DATA ENTRIES —
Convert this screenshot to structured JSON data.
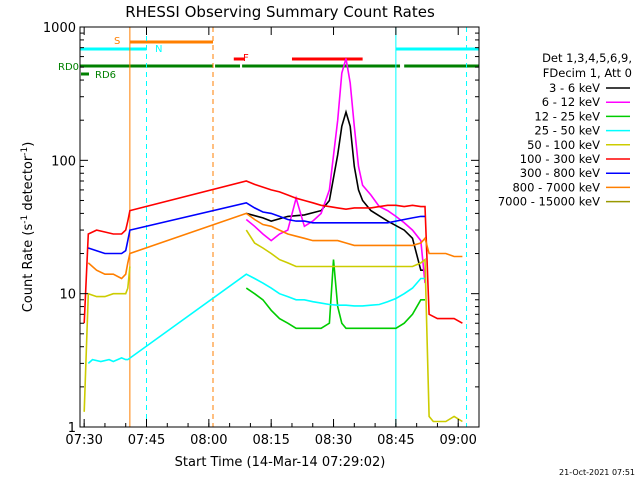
{
  "chart_data": {
    "type": "line",
    "title": "RHESSI Observing Summary Count Rates",
    "xlabel": "Start Time (14-Mar-14 07:29:02)",
    "ylabel_main": "Count Rate (s",
    "ylabel_exp1": "-1",
    "ylabel_mid": " detector",
    "ylabel_exp2": "-1",
    "ylabel_end": ")",
    "ylog": true,
    "ylim": [
      1,
      1000
    ],
    "xlim_minutes": [
      0,
      96
    ],
    "x_ticks": [
      {
        "min": 1,
        "label": "07:30"
      },
      {
        "min": 16,
        "label": "07:45"
      },
      {
        "min": 31,
        "label": "08:00"
      },
      {
        "min": 46,
        "label": "08:15"
      },
      {
        "min": 61,
        "label": "08:30"
      },
      {
        "min": 76,
        "label": "08:45"
      },
      {
        "min": 91,
        "label": "09:00"
      }
    ],
    "y_ticks": [
      {
        "val": 1,
        "label": "1"
      },
      {
        "val": 10,
        "label": "10"
      },
      {
        "val": 100,
        "label": "100"
      },
      {
        "val": 1000,
        "label": "1000"
      }
    ],
    "legend_header": [
      "Det 1,3,4,5,6,9,",
      "FDecim 1, Att 0"
    ],
    "series": [
      {
        "name": "3 - 6 keV",
        "color": "#000000",
        "x": [
          2,
          8,
          11,
          11.2,
          12,
          13,
          32,
          33,
          40,
          44,
          46,
          50,
          54,
          58,
          60,
          62,
          63,
          64,
          65,
          66,
          67,
          68,
          70,
          74,
          78,
          80,
          82,
          83
        ],
        "y": [
          null,
          null,
          null,
          null,
          null,
          null,
          null,
          null,
          40,
          37,
          35,
          38,
          39,
          42,
          50,
          110,
          180,
          230,
          180,
          90,
          60,
          50,
          42,
          35,
          30,
          26,
          15,
          15
        ]
      },
      {
        "name": "6 - 12 keV",
        "color": "#ff00ff",
        "x": [
          40,
          42,
          44,
          46,
          48,
          50,
          52,
          54,
          56,
          58,
          60,
          62,
          63,
          64,
          65,
          66,
          67,
          68,
          70,
          72,
          74,
          76,
          78,
          80,
          82,
          83
        ],
        "y": [
          36,
          32,
          28,
          25,
          28,
          30,
          52,
          32,
          35,
          40,
          60,
          200,
          450,
          580,
          380,
          180,
          90,
          65,
          55,
          45,
          42,
          38,
          34,
          30,
          25,
          12
        ]
      },
      {
        "name": "12 - 25 keV",
        "color": "#00cc00",
        "x": [
          40,
          42,
          44,
          46,
          48,
          50,
          52,
          54,
          56,
          58,
          60,
          61,
          62,
          63,
          64,
          66,
          68,
          70,
          72,
          74,
          76,
          78,
          80,
          82,
          83
        ],
        "y": [
          11,
          10,
          9,
          7.5,
          6.5,
          6,
          5.5,
          5.5,
          5.5,
          5.5,
          6,
          18,
          8,
          6,
          5.5,
          5.5,
          5.5,
          5.5,
          5.5,
          5.5,
          5.5,
          6,
          7,
          9,
          9
        ]
      },
      {
        "name": "25 - 50 keV",
        "color": "#00ffff",
        "x": [
          1,
          2,
          3,
          5,
          7,
          8,
          10,
          11,
          11.5,
          40,
          42,
          44,
          46,
          48,
          50,
          52,
          54,
          56,
          58,
          60,
          62,
          64,
          66,
          68,
          70,
          72,
          74,
          76,
          78,
          80,
          82,
          83
        ],
        "y": [
          null,
          3,
          3.2,
          3.1,
          3.2,
          3.1,
          3.3,
          3.2,
          3.2,
          14,
          13,
          12,
          11,
          10,
          9.5,
          9,
          9,
          8.7,
          8.5,
          8.3,
          8.2,
          8.2,
          8.1,
          8.1,
          8.2,
          8.3,
          8.7,
          9.2,
          10,
          11,
          13,
          13
        ]
      },
      {
        "name": "50 - 100 keV",
        "color": "#cccc00",
        "x": [
          1,
          2,
          4,
          6,
          8,
          10,
          11,
          11.5,
          12,
          32,
          40,
          42,
          44,
          46,
          48,
          50,
          52,
          54,
          56,
          58,
          60,
          62,
          64,
          66,
          68,
          70,
          72,
          74,
          76,
          78,
          80,
          82,
          83,
          84,
          85,
          88,
          90,
          92
        ],
        "y": [
          1.3,
          10,
          9.5,
          9.5,
          10,
          10,
          10,
          11,
          16,
          null,
          30,
          24,
          22,
          20,
          18,
          17,
          16,
          16,
          16,
          16,
          16,
          16,
          16,
          16,
          16,
          16,
          16,
          16,
          16,
          16,
          16,
          17,
          18,
          1.2,
          1.1,
          1.1,
          1.2,
          1.1
        ]
      },
      {
        "name": "100 - 300 keV",
        "color": "#ff0000",
        "x": [
          1,
          2,
          4,
          6,
          8,
          10,
          11,
          11.5,
          12,
          40,
          42,
          44,
          46,
          48,
          50,
          52,
          54,
          56,
          58,
          60,
          62,
          64,
          66,
          68,
          70,
          72,
          74,
          76,
          78,
          80,
          82,
          83,
          84,
          86,
          88,
          90,
          92
        ],
        "y": [
          6,
          28,
          30,
          29,
          28,
          28,
          30,
          35,
          42,
          70,
          66,
          63,
          60,
          58,
          55,
          52,
          50,
          48,
          46,
          45,
          44,
          43,
          44,
          44,
          44,
          45,
          46,
          46,
          45,
          46,
          45,
          45,
          7,
          6.5,
          6.5,
          6.5,
          6
        ]
      },
      {
        "name": "300 - 800 keV",
        "color": "#0000ff",
        "x": [
          1,
          2,
          4,
          6,
          8,
          10,
          11,
          11.5,
          12,
          40,
          42,
          44,
          46,
          48,
          50,
          52,
          54,
          56,
          58,
          60,
          62,
          64,
          66,
          68,
          70,
          72,
          74,
          76,
          78,
          80,
          82,
          83
        ],
        "y": [
          null,
          22,
          21,
          20,
          20,
          20,
          21,
          25,
          30,
          48,
          44,
          41,
          40,
          38,
          36,
          35,
          35,
          34,
          34,
          34,
          34,
          34,
          34,
          34,
          34,
          34,
          34,
          35,
          36,
          37,
          38,
          38
        ]
      },
      {
        "name": "800 - 7000 keV",
        "color": "#ff7f00",
        "x": [
          1,
          2,
          4,
          6,
          8,
          10,
          11,
          11.5,
          12,
          40,
          42,
          44,
          46,
          48,
          50,
          52,
          54,
          56,
          58,
          60,
          62,
          64,
          66,
          68,
          70,
          72,
          74,
          76,
          78,
          80,
          82,
          83,
          84,
          86,
          88,
          90,
          92
        ],
        "y": [
          null,
          17,
          15,
          14,
          14,
          13,
          14,
          17,
          20,
          40,
          36,
          33,
          32,
          30,
          28,
          27,
          26,
          25,
          25,
          25,
          25,
          24,
          23,
          23,
          23,
          23,
          23,
          23,
          23,
          23,
          24,
          26,
          20,
          20,
          20,
          19,
          19
        ]
      },
      {
        "name": "7000 - 15000 keV",
        "color": "#999900",
        "x": [],
        "y": []
      }
    ],
    "flags": {
      "S": {
        "label": "S",
        "color": "#ff7f00",
        "segments": [
          [
            12,
            32
          ]
        ]
      },
      "N": {
        "label": "N",
        "color": "#00ffff",
        "segments": [
          [
            0,
            16
          ],
          [
            76,
            96
          ]
        ]
      },
      "F": {
        "label": "F",
        "color": "#ff0000",
        "segments": [
          [
            37,
            39.5
          ],
          [
            51,
            68
          ]
        ]
      },
      "RD0": {
        "label": "RD0",
        "color": "#008000",
        "segments": [
          [
            0,
            32
          ],
          [
            32.5,
            38.5
          ],
          [
            39,
            77
          ],
          [
            78,
            96
          ]
        ]
      },
      "RD6": {
        "label": "RD6",
        "color": "#008000",
        "segments": []
      }
    },
    "vlines": [
      {
        "min": 0,
        "color": "#00ffff",
        "dashed": false
      },
      {
        "min": 12,
        "color": "#ff7f00",
        "dashed": false
      },
      {
        "min": 16,
        "color": "#00ffff",
        "dashed": true
      },
      {
        "min": 32,
        "color": "#ff7f00",
        "dashed": true
      },
      {
        "min": 76,
        "color": "#00ffff",
        "dashed": false
      },
      {
        "min": 93,
        "color": "#00ffff",
        "dashed": true
      }
    ],
    "grid": false,
    "legend_placement": "right"
  },
  "footer_date": "21-Oct-2021 07:51"
}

EXERCISE GOAL —
Look through the entries and work out how many lines have the word "name" in them; reply with that number only.

RESULT FOR THIS TASK —
9